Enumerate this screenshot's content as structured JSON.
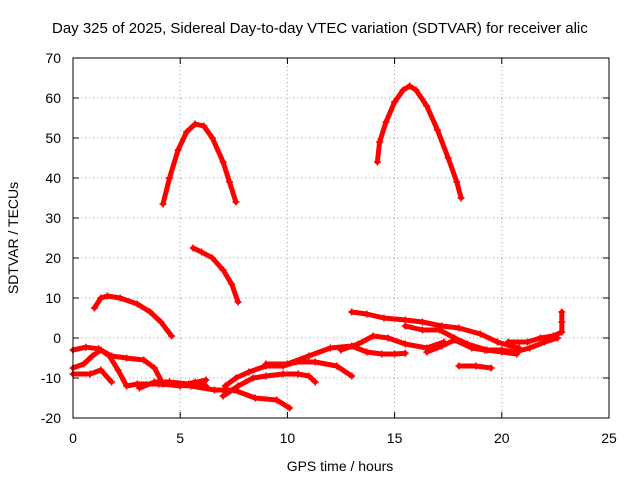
{
  "chart_data": {
    "type": "scatter",
    "title": "Day 325 of 2025, Sidereal Day-to-day VTEC variation (SDTVAR) for receiver alic",
    "xlabel": "GPS time / hours",
    "ylabel": "SDTVAR / TECUs",
    "xlim": [
      0,
      25
    ],
    "ylim": [
      -20,
      70
    ],
    "xticks": [
      "0",
      "5",
      "10",
      "15",
      "20",
      "25"
    ],
    "yticks": [
      "-20",
      "-10",
      "0",
      "10",
      "20",
      "30",
      "40",
      "50",
      "60",
      "70"
    ],
    "grid": true,
    "marker_color": "#ff0000",
    "series": [
      {
        "name": "arc-high-1",
        "points": [
          [
            4.2,
            33.5
          ],
          [
            4.5,
            40
          ],
          [
            4.9,
            47
          ],
          [
            5.3,
            51.5
          ],
          [
            5.7,
            53.5
          ],
          [
            6.1,
            53
          ],
          [
            6.5,
            50
          ],
          [
            7.0,
            44
          ],
          [
            7.3,
            39
          ],
          [
            7.6,
            34
          ]
        ]
      },
      {
        "name": "arc-high-2",
        "points": [
          [
            14.2,
            44
          ],
          [
            14.3,
            49
          ],
          [
            14.6,
            54
          ],
          [
            15.0,
            59
          ],
          [
            15.4,
            62
          ],
          [
            15.7,
            63
          ],
          [
            16.0,
            62
          ],
          [
            16.5,
            58
          ],
          [
            17.0,
            52
          ],
          [
            17.5,
            45
          ],
          [
            17.9,
            39
          ],
          [
            18.1,
            35
          ]
        ]
      },
      {
        "name": "arc-mid",
        "points": [
          [
            5.6,
            22.5
          ],
          [
            6.0,
            21.5
          ],
          [
            6.5,
            20
          ],
          [
            7.0,
            17
          ],
          [
            7.4,
            13.5
          ],
          [
            7.7,
            9
          ]
        ]
      },
      {
        "name": "arc-low-1",
        "points": [
          [
            1.0,
            7.5
          ],
          [
            1.3,
            10
          ],
          [
            1.6,
            10.5
          ],
          [
            2.2,
            10
          ],
          [
            3.0,
            8.5
          ],
          [
            3.6,
            6.5
          ],
          [
            4.1,
            4
          ],
          [
            4.6,
            0.5
          ]
        ]
      },
      {
        "name": "arc-low-2",
        "points": [
          [
            0,
            -3
          ],
          [
            0.6,
            -2.3
          ],
          [
            1.2,
            -2.7
          ],
          [
            1.8,
            -4.5
          ],
          [
            2.5,
            -5
          ],
          [
            3.3,
            -5.5
          ],
          [
            3.8,
            -7.5
          ],
          [
            4.2,
            -11.5
          ],
          [
            5.0,
            -12
          ],
          [
            5.7,
            -11
          ],
          [
            6.2,
            -12
          ]
        ]
      },
      {
        "name": "arc-low-3",
        "points": [
          [
            0,
            -7.5
          ],
          [
            0.5,
            -6.5
          ],
          [
            0.9,
            -4.5
          ],
          [
            1.3,
            -3
          ],
          [
            1.7,
            -4.5
          ],
          [
            2.1,
            -8
          ],
          [
            2.5,
            -12
          ],
          [
            3.0,
            -11.5
          ],
          [
            4.0,
            -11.5
          ],
          [
            5.5,
            -12
          ],
          [
            6.6,
            -13
          ],
          [
            7.5,
            -13
          ],
          [
            8.5,
            -15
          ],
          [
            9.5,
            -15.5
          ],
          [
            10.1,
            -17.5
          ]
        ]
      },
      {
        "name": "arc-low-4",
        "points": [
          [
            0,
            -9
          ],
          [
            0.8,
            -9
          ],
          [
            1.3,
            -8
          ],
          [
            1.8,
            -11
          ]
        ]
      },
      {
        "name": "arc-low-5",
        "points": [
          [
            3.1,
            -12.5
          ],
          [
            3.8,
            -11
          ],
          [
            4.5,
            -11
          ],
          [
            5.4,
            -11.5
          ],
          [
            6.2,
            -10.5
          ]
        ]
      },
      {
        "name": "arc-low-6",
        "points": [
          [
            7.1,
            -12
          ],
          [
            7.6,
            -10
          ],
          [
            8.2,
            -8.5
          ],
          [
            9.0,
            -7
          ],
          [
            9.8,
            -7
          ],
          [
            10.4,
            -6
          ],
          [
            11.3,
            -6
          ],
          [
            12.3,
            -7
          ],
          [
            13.0,
            -9.5
          ]
        ]
      },
      {
        "name": "arc-low-7",
        "points": [
          [
            7.0,
            -14.5
          ],
          [
            7.7,
            -12
          ],
          [
            8.4,
            -10
          ],
          [
            9.0,
            -9.5
          ],
          [
            9.8,
            -9
          ],
          [
            10.5,
            -9
          ],
          [
            11.0,
            -9.5
          ],
          [
            11.3,
            -11
          ]
        ]
      },
      {
        "name": "arc-low-8",
        "points": [
          [
            9.0,
            -6.5
          ],
          [
            10.0,
            -6.5
          ],
          [
            11.0,
            -4.5
          ],
          [
            12.0,
            -2.5
          ],
          [
            13.0,
            -2
          ],
          [
            13.7,
            -3.5
          ],
          [
            14.4,
            -4
          ],
          [
            15.0,
            -4
          ],
          [
            15.5,
            -3.8
          ]
        ]
      },
      {
        "name": "arc-low-9",
        "points": [
          [
            12.5,
            -3
          ],
          [
            13.3,
            -1.5
          ],
          [
            14.0,
            0.5
          ],
          [
            14.7,
            0
          ],
          [
            15.5,
            -1.5
          ],
          [
            16.5,
            -2.5
          ],
          [
            17.3,
            -1
          ]
        ]
      },
      {
        "name": "arc-low-10",
        "points": [
          [
            13.0,
            6.5
          ],
          [
            13.7,
            6
          ],
          [
            14.5,
            5
          ],
          [
            15.5,
            4.5
          ],
          [
            16.3,
            4
          ],
          [
            17.2,
            3
          ],
          [
            18.0,
            2.5
          ],
          [
            19.0,
            1
          ],
          [
            19.8,
            -1
          ],
          [
            20.4,
            -2
          ],
          [
            20.8,
            -2.5
          ]
        ]
      },
      {
        "name": "arc-low-11",
        "points": [
          [
            15.5,
            3
          ],
          [
            16.3,
            2
          ],
          [
            17.1,
            2
          ],
          [
            17.8,
            0
          ],
          [
            18.4,
            -1.5
          ],
          [
            19.3,
            -3
          ],
          [
            20.0,
            -3.5
          ],
          [
            20.7,
            -4
          ]
        ]
      },
      {
        "name": "arc-low-12",
        "points": [
          [
            16.5,
            -3.5
          ],
          [
            17.2,
            -2
          ],
          [
            17.8,
            -0.5
          ],
          [
            18.6,
            -2.5
          ],
          [
            19.2,
            -3
          ],
          [
            20.0,
            -3
          ],
          [
            20.6,
            -3.5
          ],
          [
            21.3,
            -2.5
          ],
          [
            22.0,
            -1
          ],
          [
            22.6,
            0
          ]
        ]
      },
      {
        "name": "arc-low-13",
        "points": [
          [
            18.0,
            -7
          ],
          [
            18.8,
            -7
          ],
          [
            19.5,
            -7.5
          ]
        ]
      },
      {
        "name": "arc-low-14",
        "points": [
          [
            20.3,
            -1
          ],
          [
            21.2,
            -1
          ],
          [
            21.8,
            0
          ],
          [
            22.4,
            0.5
          ],
          [
            22.8,
            1.5
          ],
          [
            22.8,
            4
          ],
          [
            22.8,
            6.5
          ]
        ]
      }
    ]
  }
}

[REQUEST]: Without the pictures, repeat the listing above exactly.

[RESPONSE BELOW]:
Enumerate this screenshot's content as structured JSON.
{
  "chart_data": {
    "type": "scatter",
    "title": "Day 325 of 2025, Sidereal Day-to-day VTEC variation (SDTVAR) for receiver alic",
    "xlabel": "GPS time / hours",
    "ylabel": "SDTVAR / TECUs",
    "xlim": [
      0,
      25
    ],
    "ylim": [
      -20,
      70
    ],
    "xticks": [
      "0",
      "5",
      "10",
      "15",
      "20",
      "25"
    ],
    "yticks": [
      "-20",
      "-10",
      "0",
      "10",
      "20",
      "30",
      "40",
      "50",
      "60",
      "70"
    ],
    "grid": true,
    "marker_color": "#ff0000",
    "series": [
      {
        "name": "arc-high-1",
        "points": [
          [
            4.2,
            33.5
          ],
          [
            4.5,
            40
          ],
          [
            4.9,
            47
          ],
          [
            5.3,
            51.5
          ],
          [
            5.7,
            53.5
          ],
          [
            6.1,
            53
          ],
          [
            6.5,
            50
          ],
          [
            7.0,
            44
          ],
          [
            7.3,
            39
          ],
          [
            7.6,
            34
          ]
        ]
      },
      {
        "name": "arc-high-2",
        "points": [
          [
            14.2,
            44
          ],
          [
            14.3,
            49
          ],
          [
            14.6,
            54
          ],
          [
            15.0,
            59
          ],
          [
            15.4,
            62
          ],
          [
            15.7,
            63
          ],
          [
            16.0,
            62
          ],
          [
            16.5,
            58
          ],
          [
            17.0,
            52
          ],
          [
            17.5,
            45
          ],
          [
            17.9,
            39
          ],
          [
            18.1,
            35
          ]
        ]
      },
      {
        "name": "arc-mid",
        "points": [
          [
            5.6,
            22.5
          ],
          [
            6.0,
            21.5
          ],
          [
            6.5,
            20
          ],
          [
            7.0,
            17
          ],
          [
            7.4,
            13.5
          ],
          [
            7.7,
            9
          ]
        ]
      },
      {
        "name": "arc-low-1",
        "points": [
          [
            1.0,
            7.5
          ],
          [
            1.3,
            10
          ],
          [
            1.6,
            10.5
          ],
          [
            2.2,
            10
          ],
          [
            3.0,
            8.5
          ],
          [
            3.6,
            6.5
          ],
          [
            4.1,
            4
          ],
          [
            4.6,
            0.5
          ]
        ]
      },
      {
        "name": "arc-low-2",
        "points": [
          [
            0,
            -3
          ],
          [
            0.6,
            -2.3
          ],
          [
            1.2,
            -2.7
          ],
          [
            1.8,
            -4.5
          ],
          [
            2.5,
            -5
          ],
          [
            3.3,
            -5.5
          ],
          [
            3.8,
            -7.5
          ],
          [
            4.2,
            -11.5
          ],
          [
            5.0,
            -12
          ],
          [
            5.7,
            -11
          ],
          [
            6.2,
            -12
          ]
        ]
      },
      {
        "name": "arc-low-3",
        "points": [
          [
            0,
            -7.5
          ],
          [
            0.5,
            -6.5
          ],
          [
            0.9,
            -4.5
          ],
          [
            1.3,
            -3
          ],
          [
            1.7,
            -4.5
          ],
          [
            2.1,
            -8
          ],
          [
            2.5,
            -12
          ],
          [
            3.0,
            -11.5
          ],
          [
            4.0,
            -11.5
          ],
          [
            5.5,
            -12
          ],
          [
            6.6,
            -13
          ],
          [
            7.5,
            -13
          ],
          [
            8.5,
            -15
          ],
          [
            9.5,
            -15.5
          ],
          [
            10.1,
            -17.5
          ]
        ]
      },
      {
        "name": "arc-low-4",
        "points": [
          [
            0,
            -9
          ],
          [
            0.8,
            -9
          ],
          [
            1.3,
            -8
          ],
          [
            1.8,
            -11
          ]
        ]
      },
      {
        "name": "arc-low-5",
        "points": [
          [
            3.1,
            -12.5
          ],
          [
            3.8,
            -11
          ],
          [
            4.5,
            -11
          ],
          [
            5.4,
            -11.5
          ],
          [
            6.2,
            -10.5
          ]
        ]
      },
      {
        "name": "arc-low-6",
        "points": [
          [
            7.1,
            -12
          ],
          [
            7.6,
            -10
          ],
          [
            8.2,
            -8.5
          ],
          [
            9.0,
            -7
          ],
          [
            9.8,
            -7
          ],
          [
            10.4,
            -6
          ],
          [
            11.3,
            -6
          ],
          [
            12.3,
            -7
          ],
          [
            13.0,
            -9.5
          ]
        ]
      },
      {
        "name": "arc-low-7",
        "points": [
          [
            7.0,
            -14.5
          ],
          [
            7.7,
            -12
          ],
          [
            8.4,
            -10
          ],
          [
            9.0,
            -9.5
          ],
          [
            9.8,
            -9
          ],
          [
            10.5,
            -9
          ],
          [
            11.0,
            -9.5
          ],
          [
            11.3,
            -11
          ]
        ]
      },
      {
        "name": "arc-low-8",
        "points": [
          [
            9.0,
            -6.5
          ],
          [
            10.0,
            -6.5
          ],
          [
            11.0,
            -4.5
          ],
          [
            12.0,
            -2.5
          ],
          [
            13.0,
            -2
          ],
          [
            13.7,
            -3.5
          ],
          [
            14.4,
            -4
          ],
          [
            15.0,
            -4
          ],
          [
            15.5,
            -3.8
          ]
        ]
      },
      {
        "name": "arc-low-9",
        "points": [
          [
            12.5,
            -3
          ],
          [
            13.3,
            -1.5
          ],
          [
            14.0,
            0.5
          ],
          [
            14.7,
            0
          ],
          [
            15.5,
            -1.5
          ],
          [
            16.5,
            -2.5
          ],
          [
            17.3,
            -1
          ]
        ]
      },
      {
        "name": "arc-low-10",
        "points": [
          [
            13.0,
            6.5
          ],
          [
            13.7,
            6
          ],
          [
            14.5,
            5
          ],
          [
            15.5,
            4.5
          ],
          [
            16.3,
            4
          ],
          [
            17.2,
            3
          ],
          [
            18.0,
            2.5
          ],
          [
            19.0,
            1
          ],
          [
            19.8,
            -1
          ],
          [
            20.4,
            -2
          ],
          [
            20.8,
            -2.5
          ]
        ]
      },
      {
        "name": "arc-low-11",
        "points": [
          [
            15.5,
            3
          ],
          [
            16.3,
            2
          ],
          [
            17.1,
            2
          ],
          [
            17.8,
            0
          ],
          [
            18.4,
            -1.5
          ],
          [
            19.3,
            -3
          ],
          [
            20.0,
            -3.5
          ],
          [
            20.7,
            -4
          ]
        ]
      },
      {
        "name": "arc-low-12",
        "points": [
          [
            16.5,
            -3.5
          ],
          [
            17.2,
            -2
          ],
          [
            17.8,
            -0.5
          ],
          [
            18.6,
            -2.5
          ],
          [
            19.2,
            -3
          ],
          [
            20.0,
            -3
          ],
          [
            20.6,
            -3.5
          ],
          [
            21.3,
            -2.5
          ],
          [
            22.0,
            -1
          ],
          [
            22.6,
            0
          ]
        ]
      },
      {
        "name": "arc-low-13",
        "points": [
          [
            18.0,
            -7
          ],
          [
            18.8,
            -7
          ],
          [
            19.5,
            -7.5
          ]
        ]
      },
      {
        "name": "arc-low-14",
        "points": [
          [
            20.3,
            -1
          ],
          [
            21.2,
            -1
          ],
          [
            21.8,
            0
          ],
          [
            22.4,
            0.5
          ],
          [
            22.8,
            1.5
          ],
          [
            22.8,
            4
          ],
          [
            22.8,
            6.5
          ]
        ]
      }
    ]
  }
}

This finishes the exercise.